(Work to do) Please output every line of the data below without changing anything, and leave the pictures out.

━━ Extracted entries ━━

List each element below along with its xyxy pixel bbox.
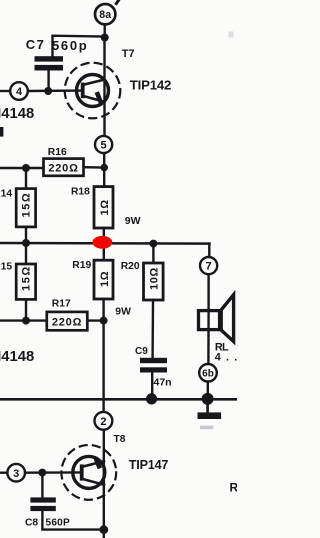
svg-text:TIP142: TIP142 (130, 77, 171, 92)
wire node5 to R18 (103, 153, 105, 187)
svg-text:15Ω: 15Ω (21, 192, 33, 218)
svg-text:8a: 8a (99, 9, 111, 21)
wire R14 top lead (25, 168, 27, 189)
wire R17 right lead (87, 319, 103, 321)
svg-text:10Ω: 10Ω (148, 267, 160, 290)
resistor R17 (47, 312, 88, 330)
node output red dot (92, 236, 112, 249)
junction dot C9/rail (146, 393, 157, 404)
svg-text:R20: R20 (121, 261, 140, 272)
svg-text:TIP147: TIP147 (129, 458, 169, 472)
svg-text:560P: 560P (46, 517, 70, 528)
wire C8 top lead (41, 473, 43, 498)
svg-text:6b: 6b (202, 369, 214, 380)
svg-text:560p: 560p (52, 38, 88, 53)
wire junction to C7 top (53, 36, 105, 57)
node 8a (95, 4, 115, 24)
junction dot T8 emitter (99, 525, 108, 534)
svg-text:C9: C9 (135, 346, 148, 357)
wire 8a to junction (103, 24, 105, 37)
svg-text:T7: T7 (122, 48, 135, 60)
wire T7 collector/emitter vertical (103, 38, 105, 137)
svg-text:T8: T8 (114, 434, 126, 445)
svg-text:4 . . .: 4 . . . (215, 351, 237, 363)
junction dot R17 right (100, 317, 108, 325)
transistor T7 (65, 63, 121, 119)
resistor R15 (16, 264, 35, 299)
wire R15 bottom lead (25, 299, 27, 320)
capacitor C8 (30, 497, 55, 511)
wire R19 bottom to node 2 (102, 299, 104, 412)
resistor R20 (144, 263, 164, 300)
resistor R14 (16, 189, 35, 227)
svg-text:9W: 9W (125, 215, 141, 227)
svg-text:R18: R18 (71, 186, 90, 197)
resistor R18 (94, 187, 113, 228)
wire node 4 to T7 base (28, 89, 81, 92)
svg-text:C7: C7 (26, 37, 45, 52)
wire node 2 to T8 (103, 430, 105, 530)
ground rail bottom (0, 398, 237, 401)
node 3 (7, 464, 25, 482)
node 5 (95, 136, 112, 153)
svg-text:R16: R16 (48, 147, 67, 158)
junction dot below 8a (101, 34, 109, 42)
svg-text:2: 2 (100, 416, 106, 428)
wire rail corner to node 7 (208, 244, 210, 257)
svg-text:N4148: N4148 (0, 349, 34, 365)
capacitor C7 (35, 56, 64, 70)
clipped component at left edge (0, 127, 3, 137)
svg-text:15Ω: 15Ω (21, 265, 33, 291)
svg-text:220Ω: 220Ω (48, 162, 78, 174)
svg-text:9W: 9W (115, 307, 131, 318)
resistor R16 (44, 159, 84, 176)
wire to bottom edge (103, 530, 105, 538)
svg-text:220Ω: 220Ω (52, 317, 82, 329)
svg-text:1Ω: 1Ω (99, 271, 111, 287)
svg-text:R15: R15 (0, 262, 12, 273)
svg-text:N4148: N4148 (0, 106, 34, 122)
svg-text:1Ω: 1Ω (99, 199, 111, 215)
junction dot R14 top (22, 164, 30, 172)
svg-text:3: 3 (13, 468, 19, 480)
wire node 7 to speaker (207, 274, 209, 311)
junction dot C8 top (38, 469, 46, 477)
wire C9 bottom to ground rail (151, 373, 153, 399)
junction dot R16 right lead (100, 164, 108, 172)
node 2 (95, 412, 113, 430)
wire R14 bottom lead (25, 227, 27, 243)
wire R20 to C9 (151, 300, 154, 358)
junction dot C7/base wire (44, 87, 52, 95)
wire R18 bottom to rail (103, 228, 105, 260)
svg-text:C8: C8 (25, 517, 38, 528)
wire R15 top lead (25, 243, 27, 264)
wire C8 bottom to emitter line (42, 511, 103, 529)
transistor T8 (61, 445, 116, 500)
speaker RL (199, 295, 234, 342)
wire left rail to R16 (0, 167, 44, 169)
svg-text:R14: R14 (0, 188, 12, 199)
wire left to R17 (0, 319, 47, 321)
junction dot R20 top (149, 240, 157, 248)
svg-text:R19: R19 (72, 260, 91, 271)
node 6b (199, 364, 217, 382)
wire R16 right lead (84, 166, 105, 169)
wire top stub mark (116, 0, 118, 3)
wire node 3 to T8 base (25, 471, 80, 474)
svg-text:4: 4 (16, 86, 23, 98)
node 4 (10, 82, 28, 100)
svg-text:47n: 47n (154, 377, 172, 389)
node 7 (200, 257, 217, 274)
wire through speaker to 6b (207, 311, 210, 364)
svg-text:R17: R17 (52, 299, 71, 310)
wire R20 top lead (152, 244, 154, 263)
wire 6b to ground rail (207, 382, 209, 399)
faint mark right (229, 32, 234, 38)
wire left edge to node 4 (0, 90, 10, 92)
ground symbol (198, 399, 222, 429)
junction dot R15 top (22, 239, 30, 247)
junction dot 6b/rail (202, 393, 214, 405)
svg-text:7: 7 (206, 261, 212, 273)
svg-text:R: R (230, 480, 238, 494)
wire left edge to node 3 (0, 472, 7, 474)
wire C7 bottom to node4 rail (47, 71, 49, 92)
mid rail wire (0, 242, 210, 245)
svg-text:5: 5 (101, 140, 107, 152)
junction dot R15/R17 (22, 317, 30, 325)
capacitor C9 (140, 358, 167, 373)
resistor R19 (94, 260, 113, 299)
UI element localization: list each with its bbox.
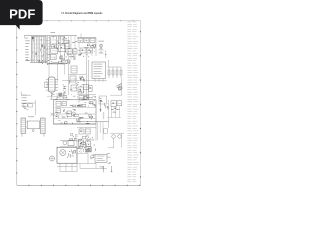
svg-text:7.1 Circuit Diagrams and PWB L: 7.1 Circuit Diagrams and PWB Layouts <box>61 12 103 15</box>
svg-text:PDF: PDF <box>9 7 35 22</box>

━━━

(Exercise response)
List each element below along with its xyxy pixel bbox.
svg-text:TIP142: TIP142 (130, 77, 171, 92)
wire node5 to R18 (103, 153, 105, 187)
svg-text:15Ω: 15Ω (21, 192, 33, 218)
svg-text:8a: 8a (99, 9, 111, 21)
wire R14 top lead (25, 168, 27, 189)
wire R17 right lead (87, 319, 103, 321)
svg-text:10Ω: 10Ω (148, 267, 160, 290)
resistor R17 (47, 312, 88, 330)
node output red dot (92, 236, 112, 249)
junction dot C9/rail (146, 393, 157, 404)
svg-text:R20: R20 (121, 261, 140, 272)
svg-text:TIP147: TIP147 (129, 458, 169, 472)
svg-text:560P: 560P (46, 517, 70, 528)
wire C8 top lead (41, 473, 43, 498)
svg-text:6b: 6b (202, 369, 214, 380)
svg-text:560p: 560p (52, 38, 88, 53)
wire junction to C7 top (53, 36, 105, 57)
node 8a (95, 4, 115, 24)
junction dot T8 emitter (99, 525, 108, 534)
svg-text:C9: C9 (135, 346, 148, 357)
wire 8a to junction (103, 24, 105, 37)
svg-text:T7: T7 (122, 48, 135, 60)
wire T7 collector/emitter vertical (103, 38, 105, 137)
svg-text:T8: T8 (114, 434, 126, 445)
svg-text:4 . . .: 4 . . . (215, 351, 237, 363)
junction dot R17 right (100, 317, 108, 325)
transistor T7 (65, 63, 121, 119)
resistor R15 (16, 264, 35, 299)
wire R15 bottom lead (25, 299, 27, 320)
capacitor C8 (30, 497, 55, 511)
wire R19 bottom to node 2 (102, 299, 104, 412)
resistor R20 (144, 263, 164, 300)
resistor R14 (16, 189, 35, 227)
svg-text:9W: 9W (125, 215, 141, 227)
svg-text:R18: R18 (71, 186, 90, 197)
resistor R18 (94, 187, 113, 228)
wire node 4 to T7 base (28, 89, 81, 92)
svg-text:C7: C7 (26, 37, 45, 52)
wire node 2 to T8 (103, 430, 105, 530)
ground rail bottom (0, 398, 237, 401)
node 3 (7, 464, 25, 482)
node 5 (95, 136, 112, 153)
svg-text:R16: R16 (48, 147, 67, 158)
junction dot below 8a (101, 34, 109, 42)
svg-text:2: 2 (100, 416, 106, 428)
wire rail corner to node 7 (208, 244, 210, 257)
svg-text:N4148: N4148 (0, 349, 34, 365)
capacitor C7 (35, 56, 64, 70)
clipped component at left edge (0, 127, 3, 137)
svg-text:15Ω: 15Ω (21, 265, 33, 291)
svg-text:220Ω: 220Ω (48, 162, 78, 174)
svg-text:9W: 9W (115, 307, 131, 318)
resistor R16 (44, 159, 84, 176)
wire to bottom edge (103, 530, 105, 538)
svg-text:220Ω: 220Ω (52, 317, 82, 329)
svg-text:1Ω: 1Ω (99, 271, 111, 287)
svg-text:R15: R15 (0, 262, 12, 273)
svg-text:N4148: N4148 (0, 106, 34, 122)
svg-text:1Ω: 1Ω (99, 199, 111, 215)
junction dot R14 top (22, 164, 30, 172)
svg-text:3: 3 (13, 468, 19, 480)
wire node 7 to speaker (207, 274, 209, 311)
junction dot C8 top (38, 469, 46, 477)
wire C9 bottom to ground rail (151, 373, 153, 399)
junction dot R16 right lead (100, 164, 108, 172)
node 2 (95, 412, 113, 430)
wire R14 bottom lead (25, 227, 27, 243)
wire R20 to C9 (151, 300, 154, 358)
junction dot C7/base wire (44, 87, 52, 95)
wire R18 bottom to rail (103, 228, 105, 260)
svg-text:C8: C8 (25, 517, 38, 528)
wire R15 top lead (25, 243, 27, 264)
wire C8 bottom to emitter line (42, 511, 103, 529)
transistor T8 (61, 445, 116, 500)
speaker RL (199, 295, 234, 342)
wire left rail to R16 (0, 167, 44, 169)
svg-text:R14: R14 (0, 188, 12, 199)
wire left to R17 (0, 319, 47, 321)
junction dot R20 top (149, 240, 157, 248)
svg-text:R19: R19 (72, 260, 91, 271)
node 6b (199, 364, 217, 382)
wire R16 right lead (84, 166, 105, 169)
wire top stub mark (116, 0, 118, 3)
wire node 3 to T8 base (25, 471, 80, 474)
svg-text:4: 4 (16, 86, 23, 98)
node 4 (10, 82, 28, 100)
svg-text:47n: 47n (154, 377, 172, 389)
node 7 (200, 257, 217, 274)
wire through speaker to 6b (207, 311, 210, 364)
svg-text:R17: R17 (52, 299, 71, 310)
wire R20 top lead (152, 244, 154, 263)
wire 6b to ground rail (207, 382, 209, 399)
faint mark right (229, 32, 234, 38)
wire left edge to node 4 (0, 90, 10, 92)
ground symbol (198, 399, 222, 429)
junction dot R15 top (22, 239, 30, 247)
junction dot 6b/rail (202, 393, 214, 405)
svg-text:7: 7 (206, 261, 212, 273)
svg-text:R: R (230, 480, 238, 494)
wire left edge to node 3 (0, 472, 7, 474)
wire C7 bottom to node4 rail (47, 71, 49, 92)
mid rail wire (0, 242, 210, 245)
svg-text:5: 5 (101, 140, 107, 152)
junction dot R15/R17 (22, 317, 30, 325)
capacitor C9 (140, 358, 167, 373)
resistor R19 (94, 260, 113, 299)
UI element localization: list each with its bbox.
svg-text:7.1 Circuit Diagrams and PWB L: 7.1 Circuit Diagrams and PWB Layouts <box>61 12 103 15</box>
svg-text:PDF: PDF <box>9 7 35 22</box>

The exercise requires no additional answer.